**RECORDS FOR THE TASK:**
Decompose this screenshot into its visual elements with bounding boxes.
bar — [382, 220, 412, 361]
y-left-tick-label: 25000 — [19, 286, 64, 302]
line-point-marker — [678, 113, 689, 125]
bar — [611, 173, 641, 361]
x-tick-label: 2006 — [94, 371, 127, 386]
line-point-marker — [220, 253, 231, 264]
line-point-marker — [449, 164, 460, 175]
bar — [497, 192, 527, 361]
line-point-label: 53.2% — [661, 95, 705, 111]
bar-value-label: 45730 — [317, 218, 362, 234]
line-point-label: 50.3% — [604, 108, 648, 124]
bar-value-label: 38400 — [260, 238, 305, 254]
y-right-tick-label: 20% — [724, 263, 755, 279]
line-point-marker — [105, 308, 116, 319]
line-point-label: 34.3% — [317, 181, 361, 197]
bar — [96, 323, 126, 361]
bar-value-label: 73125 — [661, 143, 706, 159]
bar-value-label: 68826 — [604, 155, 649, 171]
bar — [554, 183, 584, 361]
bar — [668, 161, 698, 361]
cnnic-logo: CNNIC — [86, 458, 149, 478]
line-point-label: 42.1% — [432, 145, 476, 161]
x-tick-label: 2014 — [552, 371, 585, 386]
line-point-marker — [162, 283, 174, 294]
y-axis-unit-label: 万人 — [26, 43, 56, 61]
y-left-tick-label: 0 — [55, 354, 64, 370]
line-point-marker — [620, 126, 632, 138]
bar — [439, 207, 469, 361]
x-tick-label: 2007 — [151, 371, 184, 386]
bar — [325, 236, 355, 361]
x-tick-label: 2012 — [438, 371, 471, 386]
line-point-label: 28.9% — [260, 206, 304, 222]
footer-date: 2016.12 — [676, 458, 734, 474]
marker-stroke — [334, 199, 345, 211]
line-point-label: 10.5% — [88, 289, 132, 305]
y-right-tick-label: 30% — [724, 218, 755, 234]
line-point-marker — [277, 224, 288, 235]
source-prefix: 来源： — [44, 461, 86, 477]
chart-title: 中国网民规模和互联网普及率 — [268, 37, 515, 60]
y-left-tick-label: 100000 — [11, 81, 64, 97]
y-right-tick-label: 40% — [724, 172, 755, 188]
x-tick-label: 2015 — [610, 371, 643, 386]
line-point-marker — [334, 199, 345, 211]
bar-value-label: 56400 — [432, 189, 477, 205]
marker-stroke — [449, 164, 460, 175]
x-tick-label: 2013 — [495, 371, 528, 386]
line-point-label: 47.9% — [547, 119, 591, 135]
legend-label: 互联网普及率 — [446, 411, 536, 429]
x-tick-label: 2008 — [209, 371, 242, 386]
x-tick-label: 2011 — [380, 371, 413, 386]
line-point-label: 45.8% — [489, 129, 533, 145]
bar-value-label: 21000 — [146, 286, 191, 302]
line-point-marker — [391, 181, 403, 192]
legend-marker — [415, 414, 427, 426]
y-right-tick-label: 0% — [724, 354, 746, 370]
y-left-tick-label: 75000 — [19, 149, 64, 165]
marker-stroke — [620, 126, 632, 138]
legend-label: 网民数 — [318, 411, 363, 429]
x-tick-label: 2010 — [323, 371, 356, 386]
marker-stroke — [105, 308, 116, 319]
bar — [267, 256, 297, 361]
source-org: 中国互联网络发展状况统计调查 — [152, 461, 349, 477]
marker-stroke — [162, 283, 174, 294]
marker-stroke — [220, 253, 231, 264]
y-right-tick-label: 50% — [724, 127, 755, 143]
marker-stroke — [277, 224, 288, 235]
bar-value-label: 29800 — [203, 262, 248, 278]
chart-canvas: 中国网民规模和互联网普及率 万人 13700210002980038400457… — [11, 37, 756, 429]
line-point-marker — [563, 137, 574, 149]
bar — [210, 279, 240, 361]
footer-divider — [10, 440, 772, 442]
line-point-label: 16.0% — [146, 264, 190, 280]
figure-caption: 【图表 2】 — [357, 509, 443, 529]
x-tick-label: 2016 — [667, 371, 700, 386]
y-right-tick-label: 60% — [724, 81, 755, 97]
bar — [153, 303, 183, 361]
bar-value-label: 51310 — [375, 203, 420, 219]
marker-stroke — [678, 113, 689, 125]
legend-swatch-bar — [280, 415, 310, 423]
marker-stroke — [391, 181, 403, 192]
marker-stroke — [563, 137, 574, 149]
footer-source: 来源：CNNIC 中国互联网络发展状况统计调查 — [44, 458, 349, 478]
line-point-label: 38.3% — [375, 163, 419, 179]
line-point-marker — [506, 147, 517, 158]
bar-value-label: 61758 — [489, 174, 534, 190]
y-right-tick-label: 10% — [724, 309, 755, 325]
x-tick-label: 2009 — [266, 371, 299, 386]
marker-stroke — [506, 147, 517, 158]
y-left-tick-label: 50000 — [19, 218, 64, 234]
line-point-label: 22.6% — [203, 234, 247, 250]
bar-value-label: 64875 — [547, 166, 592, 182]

**STATED PROBLEM:** Render all of the data above as a Markdown table with the columns Index and Entry: each non-blank line goes in its own row, with its sequence number under Index.

**TASK RESULT:**
| Index | Entry |
|---|---|
| 1 | Decompose this screenshot into its visual elements with bounding boxes. |
| 2 | bar — [382, 220, 412, 361] |
| 3 | y-left-tick-label: 25000 — [19, 286, 64, 302] |
| 4 | line-point-marker — [678, 113, 689, 125] |
| 5 | bar — [611, 173, 641, 361] |
| 6 | x-tick-label: 2006 — [94, 371, 127, 386] |
| 7 | line-point-marker — [220, 253, 231, 264] |
| 8 | line-point-marker — [449, 164, 460, 175] |
| 9 | bar — [497, 192, 527, 361] |
| 10 | line-point-label: 53.2% — [661, 95, 705, 111] |
| 11 | bar-value-label: 45730 — [317, 218, 362, 234] |
| 12 | line-point-label: 50.3% — [604, 108, 648, 124] |
| 13 | bar-value-label: 38400 — [260, 238, 305, 254] |
| 14 | y-right-tick-label: 20% — [724, 263, 755, 279] |
| 15 | line-point-marker — [105, 308, 116, 319] |
| 16 | line-point-label: 34.3% — [317, 181, 361, 197] |
| 17 | bar — [96, 323, 126, 361] |
| 18 | bar-value-label: 73125 — [661, 143, 706, 159] |
| 19 | bar-value-label: 68826 — [604, 155, 649, 171] |
| 20 | bar — [554, 183, 584, 361] |
| 21 | bar — [668, 161, 698, 361] |
| 22 | cnnic-logo: CNNIC — [86, 458, 149, 478] |
| 23 | line-point-label: 42.1% — [432, 145, 476, 161] |
| 24 | x-tick-label: 2014 — [552, 371, 585, 386] |
| 25 | line-point-marker — [162, 283, 174, 294] |
| 26 | y-axis-unit-label: 万人 — [26, 43, 56, 61] |
| 27 | y-left-tick-label: 0 — [55, 354, 64, 370] |
| 28 | line-point-marker — [620, 126, 632, 138] |
| 29 | bar — [439, 207, 469, 361] |
| 30 | x-tick-label: 2007 — [151, 371, 184, 386] |
| 31 | bar — [325, 236, 355, 361] |
| 32 | x-tick-label: 2012 — [438, 371, 471, 386] |
| 33 | line-point-label: 28.9% — [260, 206, 304, 222] |
| 34 | footer-date: 2016.12 — [676, 458, 734, 474] |
| 35 | marker-stroke — [334, 199, 345, 211] |
| 36 | line-point-label: 10.5% — [88, 289, 132, 305] |
| 37 | y-right-tick-label: 30% — [724, 218, 755, 234] |
| 38 | line-point-marker — [277, 224, 288, 235] |
| 39 | source-prefix: 来源： — [44, 461, 86, 477] |
| 40 | chart-title: 中国网民规模和互联网普及率 — [268, 37, 515, 60] |
| 41 | y-left-tick-label: 100000 — [11, 81, 64, 97] |
| 42 | y-right-tick-label: 40% — [724, 172, 755, 188] |
| 43 | x-tick-label: 2015 — [610, 371, 643, 386] |
| 44 | line-point-marker — [334, 199, 345, 211] |
| 45 | bar-value-label: 56400 — [432, 189, 477, 205] |
| 46 | marker-stroke — [449, 164, 460, 175] |
| 47 | x-tick-label: 2013 — [495, 371, 528, 386] |
| 48 | line-point-label: 47.9% — [547, 119, 591, 135] |
| 49 | legend-label: 互联网普及率 — [446, 411, 536, 429] |
| 50 | x-tick-label: 2008 — [209, 371, 242, 386] |
| 51 | x-tick-label: 2011 — [380, 371, 413, 386] |
| 52 | line-point-label: 45.8% — [489, 129, 533, 145] |
| 53 | bar-value-label: 21000 — [146, 286, 191, 302] |
| 54 | line-point-marker — [391, 181, 403, 192] |
| 55 | legend-marker — [415, 414, 427, 426] |
| 56 | y-right-tick-label: 0% — [724, 354, 746, 370] |
| 57 | y-left-tick-label: 75000 — [19, 149, 64, 165] |
| 58 | marker-stroke — [620, 126, 632, 138] |
| 59 | legend-label: 网民数 — [318, 411, 363, 429] |
| 60 | x-tick-label: 2010 — [323, 371, 356, 386] |
| 61 | marker-stroke — [105, 308, 116, 319] |
| 62 | bar — [267, 256, 297, 361] |
| 63 | source-org: 中国互联网络发展状况统计调查 — [152, 461, 349, 477] |
| 64 | marker-stroke — [162, 283, 174, 294] |
| 65 | marker-stroke — [220, 253, 231, 264] |
| 66 | y-right-tick-label: 50% — [724, 127, 755, 143] |
| 67 | marker-stroke — [277, 224, 288, 235] |
| 68 | bar-value-label: 29800 — [203, 262, 248, 278] |
| 69 | chart-canvas: 中国网民规模和互联网普及率 万人 13700210002980038400457… — [11, 37, 756, 429] |
| 70 | line-point-marker — [563, 137, 574, 149] |
| 71 | bar — [210, 279, 240, 361] |
| 72 | footer-divider — [10, 440, 772, 442] |
| 73 | line-point-label: 16.0% — [146, 264, 190, 280] |
| 74 | figure-caption: 【图表 2】 — [357, 509, 443, 529] |
| 75 | x-tick-label: 2016 — [667, 371, 700, 386] |
| 76 | y-right-tick-label: 60% — [724, 81, 755, 97] |
| 77 | bar — [153, 303, 183, 361] |
| 78 | bar-value-label: 51310 — [375, 203, 420, 219] |
| 79 | marker-stroke — [678, 113, 689, 125] |
| 80 | legend-swatch-bar — [280, 415, 310, 423] |
| 81 | marker-stroke — [391, 181, 403, 192] |
| 82 | marker-stroke — [563, 137, 574, 149] |
| 83 | footer-source: 来源：CNNIC 中国互联网络发展状况统计调查 — [44, 458, 349, 478] |
| 84 | line-point-label: 38.3% — [375, 163, 419, 179] |
| 85 | line-point-marker — [506, 147, 517, 158] |
| 86 | bar-value-label: 61758 — [489, 174, 534, 190] |
| 87 | y-right-tick-label: 10% — [724, 309, 755, 325] |
| 88 | x-tick-label: 2009 — [266, 371, 299, 386] |
| 89 | marker-stroke — [506, 147, 517, 158] |
| 90 | y-left-tick-label: 50000 — [19, 218, 64, 234] |
| 91 | line-point-label: 22.6% — [203, 234, 247, 250] |
| 92 | bar-value-label: 64875 — [547, 166, 592, 182] |